Textauszug
Neue TouchWiz-Oberfläche taucht erneut auf: Kleine Magazine UX ist Mischung aus Google Now, Blinkfeed und WindowsPhone

Samsungs TouchWiz ist seit Jahren eine umstrittene Nutzeroberfläche für Googles Android. Anfangs eine Qual, haben sich doch zumindest seit der Nature UX Oberfläche, die mit dem Galaxy S III eingeführt wurde, die Stimmen gemehrt, dass Samsungs Änderungen nützlich sind.

Samsung_MagazinUX_Smartphone

Tatsächlich hat TouchWiz zwar das Problem Ressourcen-hungrig zu sein, allerdings bietet es praktische Erweiterungen und einen Komfort den ich „nacktem“ Android meistens vorziehe. Die Oberfläche ist ein Erkennungsmerkmal und hat inzwischen durchaus Vorzüge, gilt allerdings trotzdem langsam als veraltet. Mit dem Galaxy S5 dürfte sich das auch auf Smartphones ändern.

touchwiz

Für mich der größte Wurf auf der CES 2014 in Las Vegas war eine, mit vier Tablets eingeführte, neue Magazine UX Oberfläche. Diese sagt im Ergebnis nichts anderes aus, als dass Googles normale Oberfläche auf Tablets Samsung nicht ausreicht, um damit die Marktposition bei den Tablets auszubauen. Kurz: Android auf Tablets ist nicht „sexy“ genug, also baut man eine eigene Oberfläche. Diese gefällt mir sehr gut und ist vor allem etwas neues. Einfacher, optisch ansprechender und persönlicher – die Linie erscheint erfolgsversprechend.

Videolink

Mit dem Samsung Galaxy S5 scheint Samsung diese Oberfläche auch auf Smartphones bringen zu wollen. Zumindest legen dies Screenshots von @evleaks nahe, die eine neue Oberfläche für TouchWiz zeigen. Untereinander angeordnete Kacheln erinnern an WindowsPhone, Ereigniskarten zeigen Informationen und Termine ähnlich Google Now an und Kacheln mit Inhalten aus sozialen Netzwerken könnten HTCs Blinkfeed Konkurrenz machen. Ja, Samsung erfindet das Rad nicht unbedingt neu, setzt es aber neu zusammen. Hinter der neuen Oberfläche könnte eine der wichtigsten Neuerungen der letzten Jahre stecken, persönlichere Smartphones mit mehr Informationen schon auf dem Homescreen klingen vielversprechend. Allerdings gibt es auch Bedenken: Dass die Karten nach den Erfahrungen der letzten Jahre direkt in ausreichender Qualität weltweit gute Ergebnisse liefern ist eine schwierige Aufgabe. Bei Googles Now war dies sehr lange nicht der Fall und noch immer gibt es Lücken. Außerdem könnte eine solche Oberfläche das ohnehin nicht ressourcensparende TouchWiz den Arbeitsspeicher noch mehr belasten und über eine dauerhafte CPU-Auslastung auch zu einem höheren Stromverbrauch führen. Abwarten und Tee trinken, die Chance ist da, dass die neue Oberfläche ein großer Wurf werden kann.

Bereitgestellte Zeilen
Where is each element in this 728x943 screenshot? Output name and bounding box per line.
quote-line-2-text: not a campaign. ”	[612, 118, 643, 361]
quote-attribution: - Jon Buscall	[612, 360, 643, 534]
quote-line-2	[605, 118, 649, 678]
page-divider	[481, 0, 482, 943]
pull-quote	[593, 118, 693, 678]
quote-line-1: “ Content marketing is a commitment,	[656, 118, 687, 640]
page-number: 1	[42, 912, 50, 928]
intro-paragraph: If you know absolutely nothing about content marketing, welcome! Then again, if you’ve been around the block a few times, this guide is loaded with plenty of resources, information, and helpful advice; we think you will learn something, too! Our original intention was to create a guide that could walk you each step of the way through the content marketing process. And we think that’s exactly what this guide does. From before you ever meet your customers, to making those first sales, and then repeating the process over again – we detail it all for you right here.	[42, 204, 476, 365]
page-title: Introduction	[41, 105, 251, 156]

Aufgabenziel
Mit welchem Gerät wurde laut dem Textauszug zur neuen TouchWiz-Oberfläche die Nature UX eingeführt?

Antwort
Mit dem Galaxy S III.